Collected data
_ _ _ _ _

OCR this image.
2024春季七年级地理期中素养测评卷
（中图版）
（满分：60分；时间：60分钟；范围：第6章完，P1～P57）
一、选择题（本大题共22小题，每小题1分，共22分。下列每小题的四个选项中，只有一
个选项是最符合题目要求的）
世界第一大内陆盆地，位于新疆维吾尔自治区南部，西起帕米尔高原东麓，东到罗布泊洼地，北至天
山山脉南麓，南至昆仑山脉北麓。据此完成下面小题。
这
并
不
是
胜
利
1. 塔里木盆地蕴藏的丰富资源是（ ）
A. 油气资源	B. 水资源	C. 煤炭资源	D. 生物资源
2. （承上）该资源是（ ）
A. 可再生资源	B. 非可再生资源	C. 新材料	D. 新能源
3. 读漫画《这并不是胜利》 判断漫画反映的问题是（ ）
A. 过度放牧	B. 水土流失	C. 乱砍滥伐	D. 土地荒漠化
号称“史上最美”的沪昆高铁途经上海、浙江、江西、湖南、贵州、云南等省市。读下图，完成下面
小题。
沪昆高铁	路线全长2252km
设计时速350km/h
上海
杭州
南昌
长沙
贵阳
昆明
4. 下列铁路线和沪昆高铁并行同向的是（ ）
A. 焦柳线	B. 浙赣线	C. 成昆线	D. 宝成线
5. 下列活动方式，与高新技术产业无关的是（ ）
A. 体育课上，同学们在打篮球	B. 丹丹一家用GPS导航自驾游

_ _ _ _ _

--- PROBLEM ---
Output the listing above without altering a single character.

--- WRITTEN RESPONSE ---
OCR this image.
2024春季七年级地理期中素养测评卷
（中图版）
（满分：60分；时间：60分钟；范围：第6章完，P1～P57）
一、选择题（本大题共22小题，每小题1分，共22分。下列每小题的四个选项中，只有一
个选项是最符合题目要求的）
世界第一大内陆盆地，位于新疆维吾尔自治区南部，西起帕米尔高原东麓，东到罗布泊洼地，北至天
山山脉南麓，南至昆仑山脉北麓。据此完成下面小题。
这
并
不
是
胜
利
1. 塔里木盆地蕴藏的丰富资源是（ ）
A. 油气资源	B. 水资源	C. 煤炭资源	D. 生物资源
2. （承上）该资源是（ ）
A. 可再生资源	B. 非可再生资源	C. 新材料	D. 新能源
3. 读漫画《这并不是胜利》 判断漫画反映的问题是（ ）
A. 过度放牧	B. 水土流失	C. 乱砍滥伐	D. 土地荒漠化
号称“史上最美”的沪昆高铁途经上海、浙江、江西、湖南、贵州、云南等省市。读下图，完成下面
小题。
沪昆高铁	路线全长2252km
设计时速350km/h
上海
杭州
南昌
长沙
贵阳
昆明
4. 下列铁路线和沪昆高铁并行同向的是（ ）
A. 焦柳线	B. 浙赣线	C. 成昆线	D. 宝成线
5. 下列活动方式，与高新技术产业无关的是（ ）
A. 体育课上，同学们在打篮球	B. 丹丹一家用GPS导航自驾游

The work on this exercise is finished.